DATA ROWS »
********

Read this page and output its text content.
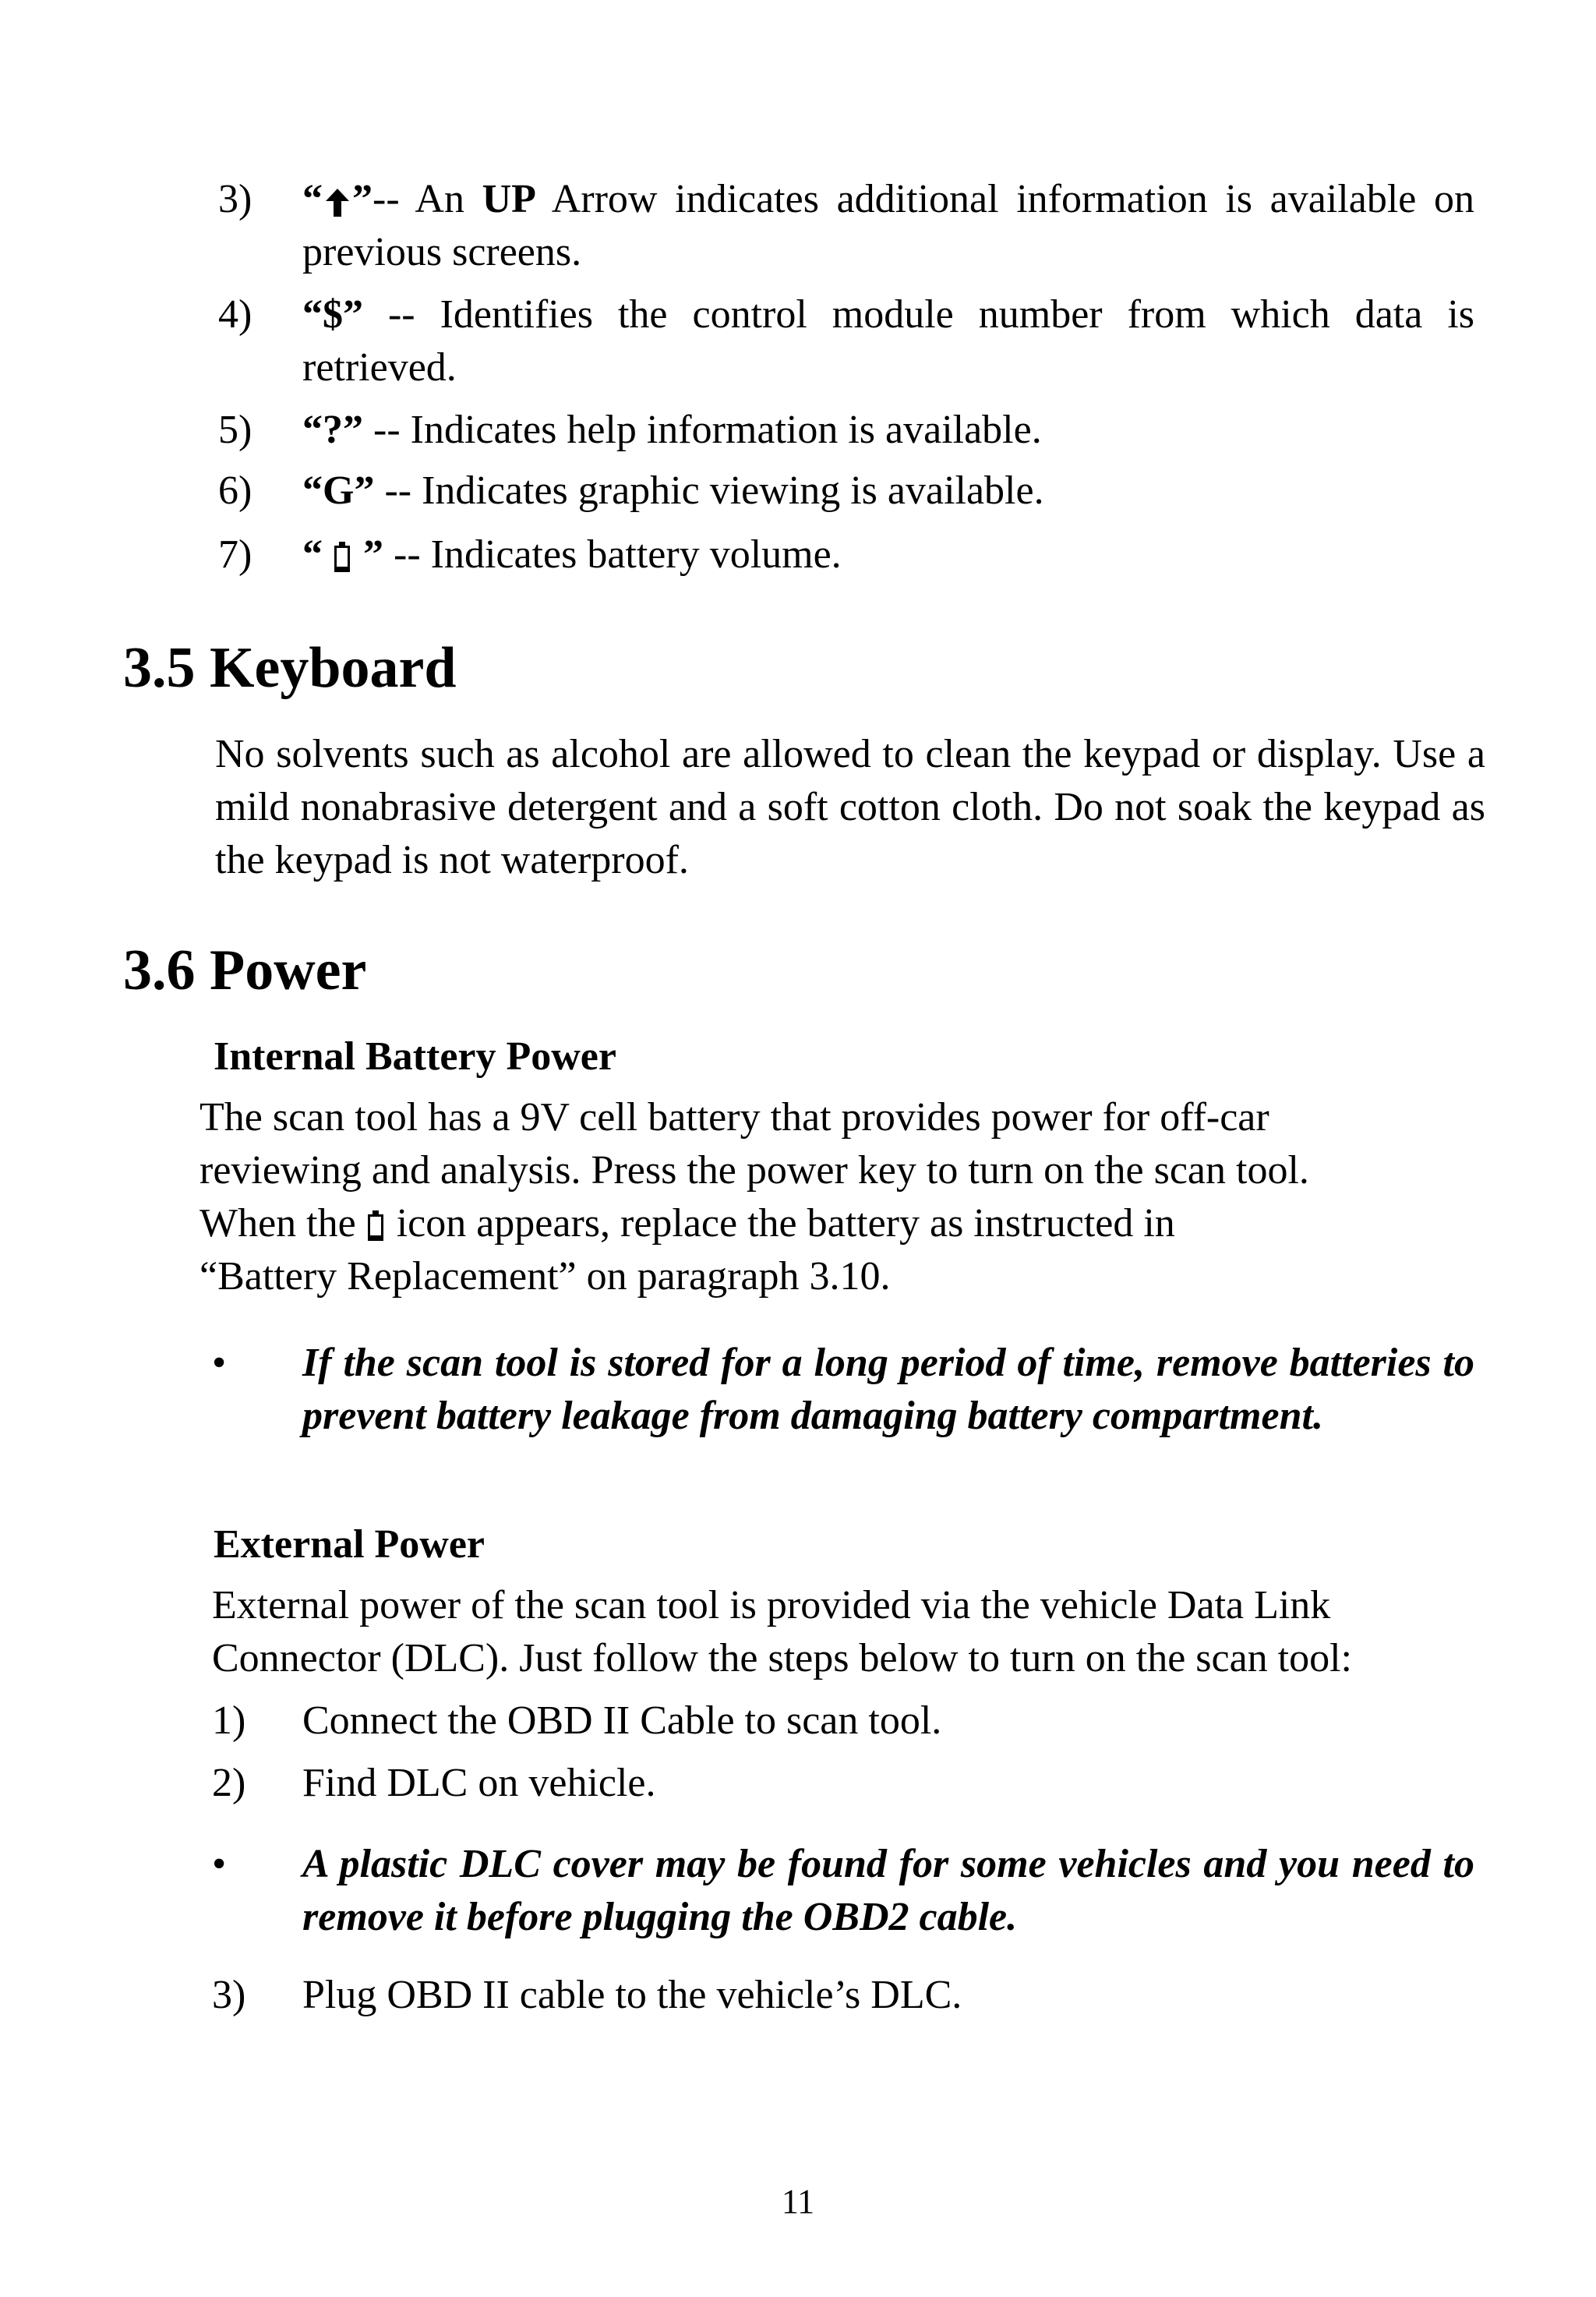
3) “ ”-- An UP Arrow indicates additional information is available on previous screens.
4) “$” -- Identifies the control module number from which data is retrieved.
5) “?” -- Indicates help information is available.
6) “G” -- Indicates graphic viewing is available.
7) “ ” -- Indicates battery volume.
3.5 Keyboard

No solvents such as alcohol are allowed to clean the keypad or display. Use a mild nonabrasive detergent and a soft cotton cloth. Do not soak the keypad as the keypad is not waterproof.

3.6 Power
Internal Battery Power
The scan tool has a 9V cell battery that provides power for off-car
reviewing and analysis. Press the power key to turn on the scan tool.
When the icon appears, replace the battery as instructed in
“Battery Replacement” on paragraph 3.10.
• If the scan tool is stored for a long period of time, remove batteries to prevent battery leakage from damaging battery compartment.
External Power
External power of the scan tool is provided via the vehicle Data Link
Connector (DLC). Just follow the steps below to turn on the scan tool:
1) Connect the OBD II Cable to scan tool.
2) Find DLC on vehicle.
• A plastic DLC cover may be found for some vehicles and you need to remove it before plugging the OBD2 cable.
3) Plug OBD II cable to the vehicle’s DLC.
11
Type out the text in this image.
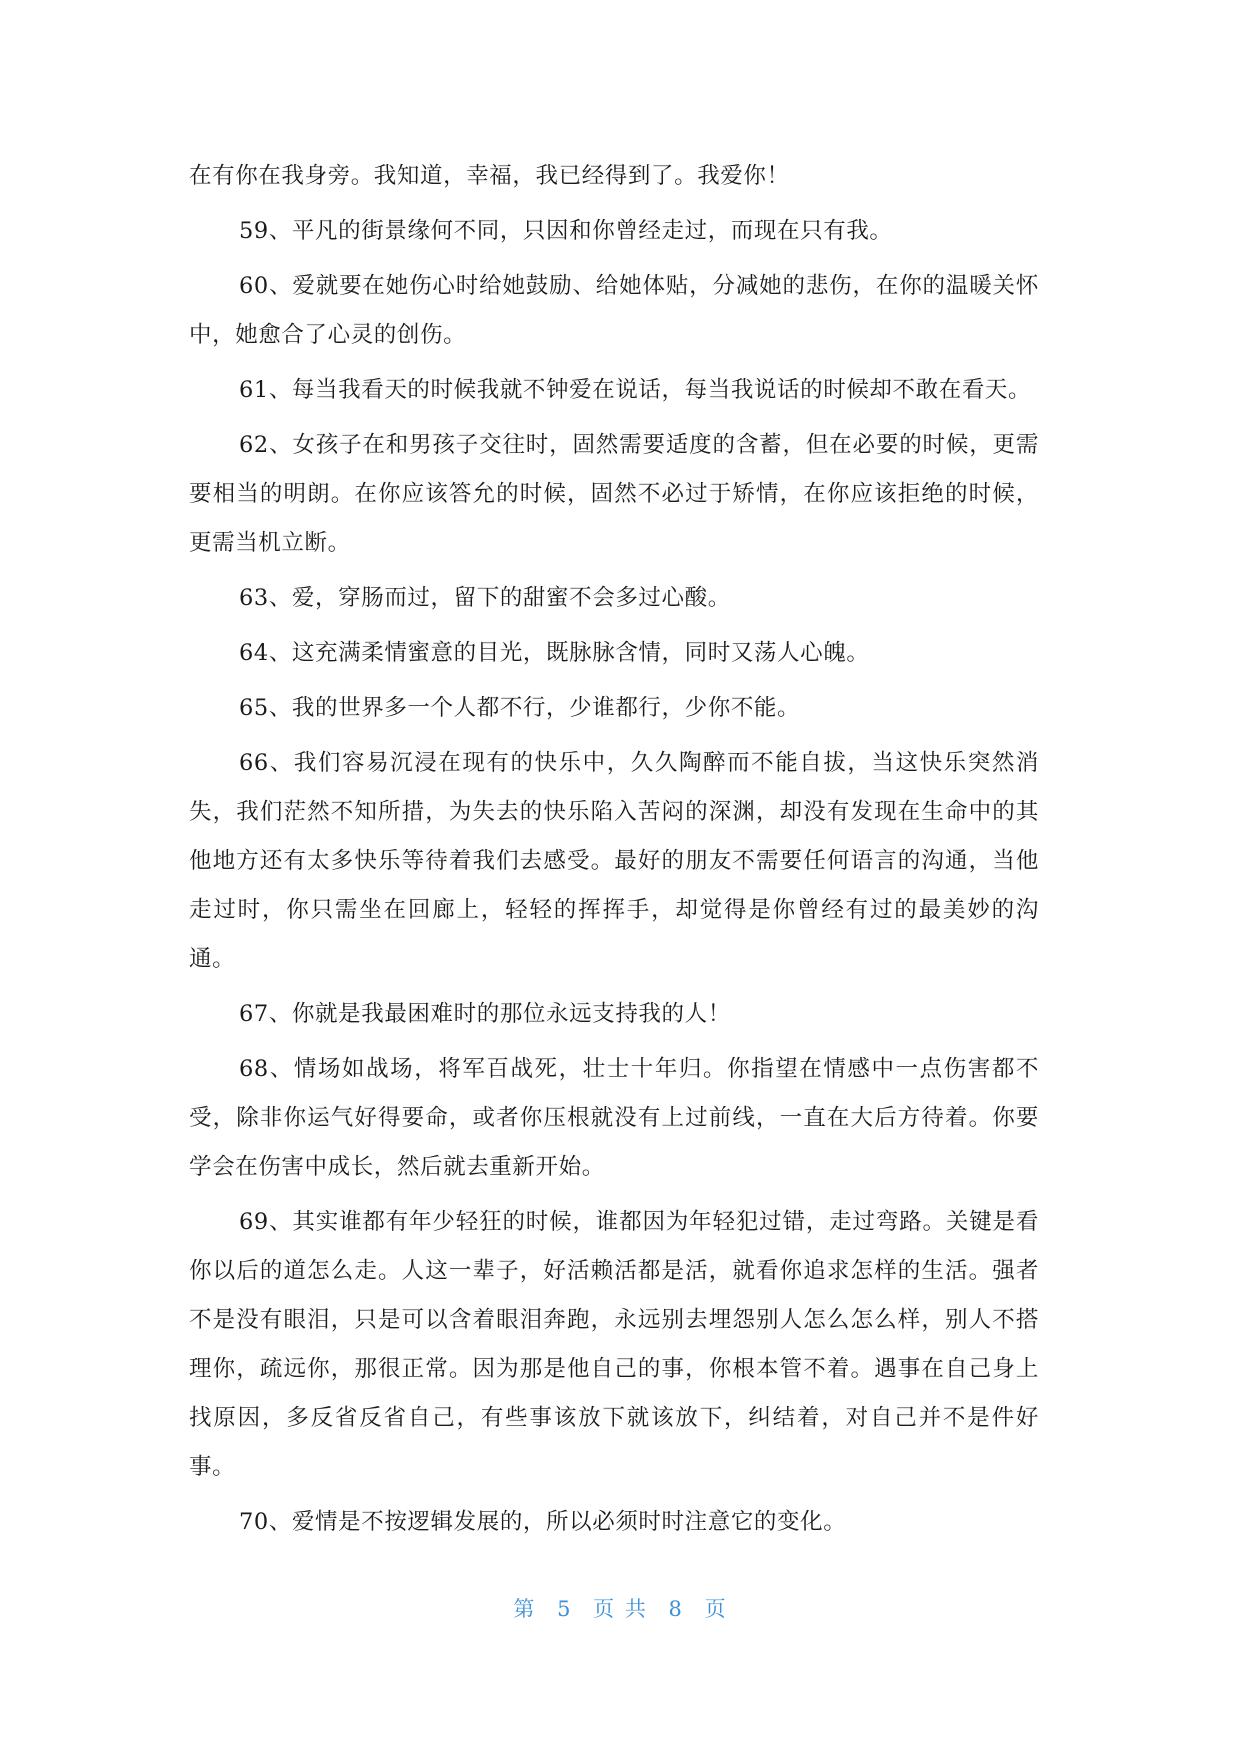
在有你在我身旁。我知道，幸福，我已经得到了。我爱你！

59、平凡的街景缘何不同，只因和你曾经走过，而现在只有我。

60、爱就要在她伤心时给她鼓励、给她体贴，分减她的悲伤，在你的温暖关怀中，她愈合了心灵的创伤。

61、每当我看天的时候我就不钟爱在说话，每当我说话的时候却不敢在看天。

62、女孩子在和男孩子交往时，固然需要适度的含蓄，但在必要的时候，更需要相当的明朗。在你应该答允的时候，固然不必过于矫情，在你应该拒绝的时候，更需当机立断。

63、爱，穿肠而过，留下的甜蜜不会多过心酸。

64、这充满柔情蜜意的目光，既脉脉含情，同时又荡人心魄。

65、我的世界多一个人都不行，少谁都行，少你不能。

66、我们容易沉浸在现有的快乐中，久久陶醉而不能自拔，当这快乐突然消失，我们茫然不知所措，为失去的快乐陷入苦闷的深渊，却没有发现在生命中的其他地方还有太多快乐等待着我们去感受。最好的朋友不需要任何语言的沟通，当他走过时，你只需坐在回廊上，轻轻的挥挥手，却觉得是你曾经有过的最美妙的沟通。

67、你就是我最困难时的那位永远支持我的人！

68、情场如战场，将军百战死，壮士十年归。你指望在情感中一点伤害都不受，除非你运气好得要命，或者你压根就没有上过前线，一直在大后方待着。你要学会在伤害中成长，然后就去重新开始。

69、其实谁都有年少轻狂的时候，谁都因为年轻犯过错，走过弯路。关键是看你以后的道怎么走。人这一辈子，好活赖活都是活，就看你追求怎样的生活。强者不是没有眼泪，只是可以含着眼泪奔跑，永远别去埋怨别人怎么怎么样，别人不搭理你，疏远你，那很正常。因为那是他自己的事，你根本管不着。遇事在自己身上找原因，多反省反省自己，有些事该放下就该放下，纠结着，对自己并不是件好事。

70、爱情是不按逻辑发展的，所以必须时时注意它的变化。

第 5 页 共 8 页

********

Select and copy every line from the records that includes the word "text".

WRITTEN REPLY »
Read this page and output its text content.
Type out the text in this image.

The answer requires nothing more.